**Work to complete**
Only the pictures are to be left out; set down the rest of the records exactly.

**Dataset**

======

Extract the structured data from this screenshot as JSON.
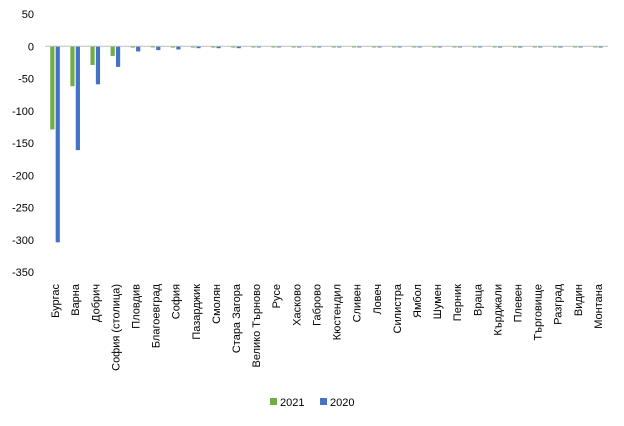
{
  "chart_data": {
    "type": "bar",
    "categories": [
      "Бургас",
      "Варна",
      "Добрич",
      "София (столица)",
      "Пловдив",
      "Благоевград",
      "София",
      "Пазарджик",
      "Смолян",
      "Стара Загора",
      "Велико Търново",
      "Русе",
      "Хасково",
      "Габрово",
      "Кюстендил",
      "Сливен",
      "Ловеч",
      "Силистра",
      "Ямбол",
      "Шумен",
      "Перник",
      "Враца",
      "Кърджали",
      "Плевен",
      "Търговище",
      "Разград",
      "Видин",
      "Монтана"
    ],
    "series": [
      {
        "name": "2021",
        "color": "#70ad47",
        "values": [
          -129,
          -62,
          -29,
          -15,
          -2,
          -1,
          -2,
          -2,
          -2,
          -2,
          0,
          0,
          -1,
          -1,
          -1,
          -1,
          -1,
          0,
          0,
          -1,
          0,
          -1,
          -1,
          -1,
          0,
          -1,
          0,
          -1
        ]
      },
      {
        "name": "2020",
        "color": "#4472c4",
        "values": [
          -304,
          -161,
          -59,
          -32,
          -8,
          -6,
          -5,
          -3,
          -3,
          -3,
          0,
          0,
          0,
          0,
          0,
          0,
          0,
          0,
          0,
          0,
          0,
          -1,
          -2,
          -2,
          -1,
          -2,
          -1,
          -2
        ]
      }
    ],
    "title": "",
    "xlabel": "",
    "ylabel": "",
    "ylim": [
      -350,
      50
    ],
    "yticks": [
      50,
      0,
      -50,
      -100,
      -150,
      -200,
      -250,
      -300,
      -350
    ],
    "grid": false,
    "legend": "bottom"
  }
}
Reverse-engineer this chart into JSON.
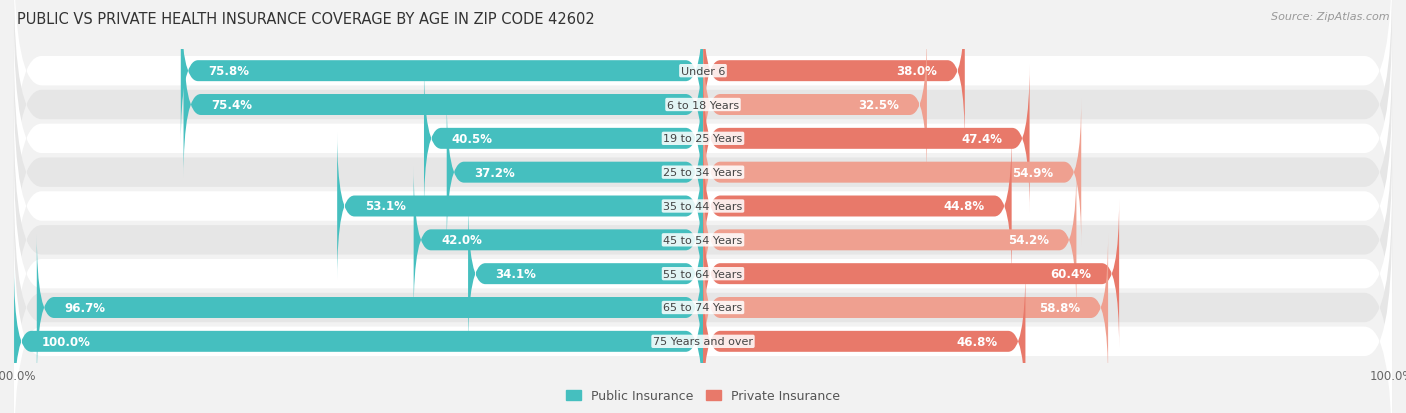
{
  "title": "PUBLIC VS PRIVATE HEALTH INSURANCE COVERAGE BY AGE IN ZIP CODE 42602",
  "source": "Source: ZipAtlas.com",
  "categories": [
    "Under 6",
    "6 to 18 Years",
    "19 to 25 Years",
    "25 to 34 Years",
    "35 to 44 Years",
    "45 to 54 Years",
    "55 to 64 Years",
    "65 to 74 Years",
    "75 Years and over"
  ],
  "public_values": [
    75.8,
    75.4,
    40.5,
    37.2,
    53.1,
    42.0,
    34.1,
    96.7,
    100.0
  ],
  "private_values": [
    38.0,
    32.5,
    47.4,
    54.9,
    44.8,
    54.2,
    60.4,
    58.8,
    46.8
  ],
  "public_color": "#45BFBF",
  "private_color": "#E8796A",
  "private_color_light": "#EFA090",
  "bg_color": "#F2F2F2",
  "row_bg_even": "#FFFFFF",
  "row_bg_odd": "#E6E6E6",
  "max_value": 100.0,
  "bar_height": 0.62,
  "title_fontsize": 10.5,
  "label_fontsize": 8.5,
  "tick_fontsize": 8.5,
  "legend_fontsize": 9,
  "source_fontsize": 8
}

======

**Solution to the exercise**
Extract the structured data from this screenshot as JSON.
{
  "chart_data": {
    "type": "bar",
    "categories": [
      "Бургас",
      "Варна",
      "Добрич",
      "София (столица)",
      "Пловдив",
      "Благоевград",
      "София",
      "Пазарджик",
      "Смолян",
      "Стара Загора",
      "Велико Търново",
      "Русе",
      "Хасково",
      "Габрово",
      "Кюстендил",
      "Сливен",
      "Ловеч",
      "Силистра",
      "Ямбол",
      "Шумен",
      "Перник",
      "Враца",
      "Кърджали",
      "Плевен",
      "Търговище",
      "Разград",
      "Видин",
      "Монтана"
    ],
    "series": [
      {
        "name": "2021",
        "color": "#70ad47",
        "values": [
          -129,
          -62,
          -29,
          -15,
          -2,
          -1,
          -2,
          -2,
          -2,
          -2,
          0,
          0,
          -1,
          -1,
          -1,
          -1,
          -1,
          0,
          0,
          -1,
          0,
          -1,
          -1,
          -1,
          0,
          -1,
          0,
          -1
        ]
      },
      {
        "name": "2020",
        "color": "#4472c4",
        "values": [
          -304,
          -161,
          -59,
          -32,
          -8,
          -6,
          -5,
          -3,
          -3,
          -3,
          0,
          0,
          0,
          0,
          0,
          0,
          0,
          0,
          0,
          0,
          0,
          -1,
          -2,
          -2,
          -1,
          -2,
          -1,
          -2
        ]
      }
    ],
    "title": "",
    "xlabel": "",
    "ylabel": "",
    "ylim": [
      -350,
      50
    ],
    "yticks": [
      50,
      0,
      -50,
      -100,
      -150,
      -200,
      -250,
      -300,
      -350
    ],
    "grid": false,
    "legend": "bottom"
  }
}
Reverse-engineer this chart into JSON.
{
  "title": "PUBLIC VS PRIVATE HEALTH INSURANCE COVERAGE BY AGE IN ZIP CODE 42602",
  "source": "Source: ZipAtlas.com",
  "categories": [
    "Under 6",
    "6 to 18 Years",
    "19 to 25 Years",
    "25 to 34 Years",
    "35 to 44 Years",
    "45 to 54 Years",
    "55 to 64 Years",
    "65 to 74 Years",
    "75 Years and over"
  ],
  "public_values": [
    75.8,
    75.4,
    40.5,
    37.2,
    53.1,
    42.0,
    34.1,
    96.7,
    100.0
  ],
  "private_values": [
    38.0,
    32.5,
    47.4,
    54.9,
    44.8,
    54.2,
    60.4,
    58.8,
    46.8
  ],
  "public_color": "#45BFBF",
  "private_color": "#E8796A",
  "private_color_light": "#EFA090",
  "bg_color": "#F2F2F2",
  "row_bg_even": "#FFFFFF",
  "row_bg_odd": "#E6E6E6",
  "max_value": 100.0,
  "bar_height": 0.62,
  "title_fontsize": 10.5,
  "label_fontsize": 8.5,
  "tick_fontsize": 8.5,
  "legend_fontsize": 9,
  "source_fontsize": 8
}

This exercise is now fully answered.